Stored records:
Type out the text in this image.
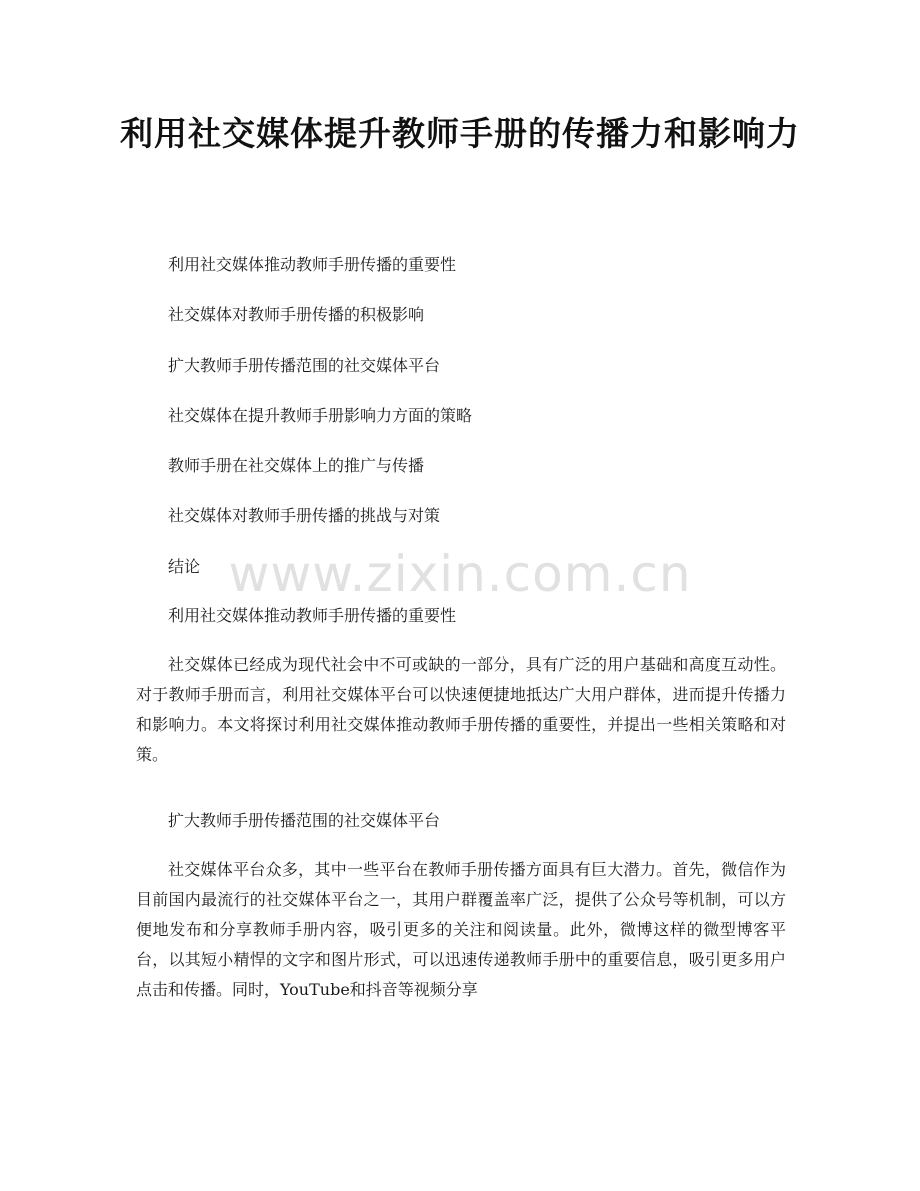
利用社交媒体提升教师手册的传播力和影响力
利用社交媒体推动教师手册传播的重要性
社交媒体对教师手册传播的积极影响
扩大教师手册传播范围的社交媒体平台
社交媒体在提升教师手册影响力方面的策略
教师手册在社交媒体上的推广与传播
社交媒体对教师手册传播的挑战与对策
结论
利用社交媒体推动教师手册传播的重要性

社交媒体已经成为现代社会中不可或缺的一部分，具有广泛的用户基础和高度互动性。对于教师手册而言，利用社交媒体平台可以快速便捷地抵达广大用户群体，进而提升传播力和影响力。本文将探讨利用社交媒体推动教师手册传播的重要性，并提出一些相关策略和对策。

扩大教师手册传播范围的社交媒体平台

社交媒体平台众多，其中一些平台在教师手册传播方面具有巨大潜力。首先，微信作为目前国内最流行的社交媒体平台之一，其用户群覆盖率广泛，提供了公众号等机制，可以方便地发布和分享教师手册内容，吸引更多的关注和阅读量。此外，微博这样的微型博客平台，以其短小精悍的文字和图片形式，可以迅速传递教师手册中的重要信息，吸引更多用户点击和传播。同时，YouTube和抖音等视频分享

www.zixin.com.cn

Set task: Quote the listing above in full, except for the pictures.

Problem solution:
Type out the text in this image.
利用社交媒体提升教师手册的传播力和影响力
利用社交媒体推动教师手册传播的重要性
社交媒体对教师手册传播的积极影响
扩大教师手册传播范围的社交媒体平台
社交媒体在提升教师手册影响力方面的策略
教师手册在社交媒体上的推广与传播
社交媒体对教师手册传播的挑战与对策
结论
利用社交媒体推动教师手册传播的重要性

社交媒体已经成为现代社会中不可或缺的一部分，具有广泛的用户基础和高度互动性。对于教师手册而言，利用社交媒体平台可以快速便捷地抵达广大用户群体，进而提升传播力和影响力。本文将探讨利用社交媒体推动教师手册传播的重要性，并提出一些相关策略和对策。

扩大教师手册传播范围的社交媒体平台

社交媒体平台众多，其中一些平台在教师手册传播方面具有巨大潜力。首先，微信作为目前国内最流行的社交媒体平台之一，其用户群覆盖率广泛，提供了公众号等机制，可以方便地发布和分享教师手册内容，吸引更多的关注和阅读量。此外，微博这样的微型博客平台，以其短小精悍的文字和图片形式，可以迅速传递教师手册中的重要信息，吸引更多用户点击和传播。同时，YouTube和抖音等视频分享

www.zixin.com.cn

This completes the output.